■ Directive: From the records below, give the number of lines that contain the string "background", without any other text.

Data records

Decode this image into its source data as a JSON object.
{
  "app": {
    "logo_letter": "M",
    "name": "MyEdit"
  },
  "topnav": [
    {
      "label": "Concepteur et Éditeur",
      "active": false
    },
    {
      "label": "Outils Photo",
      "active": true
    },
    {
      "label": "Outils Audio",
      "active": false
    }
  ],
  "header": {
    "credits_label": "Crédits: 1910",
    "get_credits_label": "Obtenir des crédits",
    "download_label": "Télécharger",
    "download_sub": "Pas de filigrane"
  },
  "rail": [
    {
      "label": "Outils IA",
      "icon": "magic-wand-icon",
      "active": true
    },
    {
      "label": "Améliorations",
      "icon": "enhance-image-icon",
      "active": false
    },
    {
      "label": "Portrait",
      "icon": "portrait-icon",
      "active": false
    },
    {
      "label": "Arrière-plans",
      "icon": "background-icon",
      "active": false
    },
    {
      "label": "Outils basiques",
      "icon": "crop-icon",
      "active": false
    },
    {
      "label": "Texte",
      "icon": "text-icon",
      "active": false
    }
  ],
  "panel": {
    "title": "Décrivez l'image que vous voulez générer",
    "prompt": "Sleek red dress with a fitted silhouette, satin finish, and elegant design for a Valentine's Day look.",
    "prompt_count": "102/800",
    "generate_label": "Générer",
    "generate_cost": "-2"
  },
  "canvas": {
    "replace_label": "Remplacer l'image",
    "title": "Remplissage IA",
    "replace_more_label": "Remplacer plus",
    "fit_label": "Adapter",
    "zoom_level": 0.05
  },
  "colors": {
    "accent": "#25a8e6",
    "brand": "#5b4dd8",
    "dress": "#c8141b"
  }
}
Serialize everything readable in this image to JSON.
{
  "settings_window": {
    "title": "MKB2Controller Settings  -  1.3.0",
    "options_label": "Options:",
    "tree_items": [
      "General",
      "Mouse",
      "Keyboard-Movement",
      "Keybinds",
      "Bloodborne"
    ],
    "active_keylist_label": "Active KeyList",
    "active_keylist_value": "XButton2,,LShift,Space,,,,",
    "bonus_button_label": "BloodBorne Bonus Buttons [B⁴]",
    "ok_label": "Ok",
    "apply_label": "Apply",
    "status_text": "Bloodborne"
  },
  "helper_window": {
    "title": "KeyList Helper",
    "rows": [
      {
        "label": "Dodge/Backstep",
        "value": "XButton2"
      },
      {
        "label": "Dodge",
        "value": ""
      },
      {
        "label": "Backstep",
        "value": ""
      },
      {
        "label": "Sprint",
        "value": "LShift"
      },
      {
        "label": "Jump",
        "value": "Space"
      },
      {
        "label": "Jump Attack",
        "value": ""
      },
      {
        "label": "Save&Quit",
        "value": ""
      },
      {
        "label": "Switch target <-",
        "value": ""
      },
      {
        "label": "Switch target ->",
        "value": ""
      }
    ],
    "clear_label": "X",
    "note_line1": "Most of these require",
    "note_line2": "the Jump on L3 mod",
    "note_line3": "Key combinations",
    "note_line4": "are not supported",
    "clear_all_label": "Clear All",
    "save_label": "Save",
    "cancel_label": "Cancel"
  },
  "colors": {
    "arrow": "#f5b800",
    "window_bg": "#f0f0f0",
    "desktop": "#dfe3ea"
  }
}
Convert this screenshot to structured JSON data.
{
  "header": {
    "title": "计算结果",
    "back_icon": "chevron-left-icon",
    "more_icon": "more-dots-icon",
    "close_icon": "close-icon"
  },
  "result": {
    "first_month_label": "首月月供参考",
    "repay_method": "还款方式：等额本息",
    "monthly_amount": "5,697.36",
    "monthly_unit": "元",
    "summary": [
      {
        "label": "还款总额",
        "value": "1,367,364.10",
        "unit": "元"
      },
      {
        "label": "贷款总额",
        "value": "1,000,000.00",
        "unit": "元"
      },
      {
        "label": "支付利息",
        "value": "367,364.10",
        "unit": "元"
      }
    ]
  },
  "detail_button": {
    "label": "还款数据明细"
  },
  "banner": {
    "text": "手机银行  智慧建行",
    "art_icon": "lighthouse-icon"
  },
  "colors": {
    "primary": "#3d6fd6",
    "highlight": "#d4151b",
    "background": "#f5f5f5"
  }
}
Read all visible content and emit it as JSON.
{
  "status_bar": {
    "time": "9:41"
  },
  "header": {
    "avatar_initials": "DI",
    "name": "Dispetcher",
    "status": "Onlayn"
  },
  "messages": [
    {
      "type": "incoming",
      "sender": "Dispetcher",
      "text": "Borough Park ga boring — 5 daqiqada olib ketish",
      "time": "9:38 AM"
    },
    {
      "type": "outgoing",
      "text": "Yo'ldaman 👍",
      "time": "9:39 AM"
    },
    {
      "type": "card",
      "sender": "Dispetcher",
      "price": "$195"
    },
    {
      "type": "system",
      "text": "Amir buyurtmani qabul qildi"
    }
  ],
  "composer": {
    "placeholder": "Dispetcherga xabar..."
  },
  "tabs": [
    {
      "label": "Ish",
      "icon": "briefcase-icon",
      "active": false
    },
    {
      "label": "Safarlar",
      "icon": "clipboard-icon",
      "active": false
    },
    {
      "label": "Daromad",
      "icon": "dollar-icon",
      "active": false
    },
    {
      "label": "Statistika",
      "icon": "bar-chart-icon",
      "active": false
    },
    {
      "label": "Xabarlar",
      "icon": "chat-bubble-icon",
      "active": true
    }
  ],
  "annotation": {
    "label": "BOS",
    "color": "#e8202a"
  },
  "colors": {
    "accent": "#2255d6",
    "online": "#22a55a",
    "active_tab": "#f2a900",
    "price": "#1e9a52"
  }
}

■ Exercise result: 2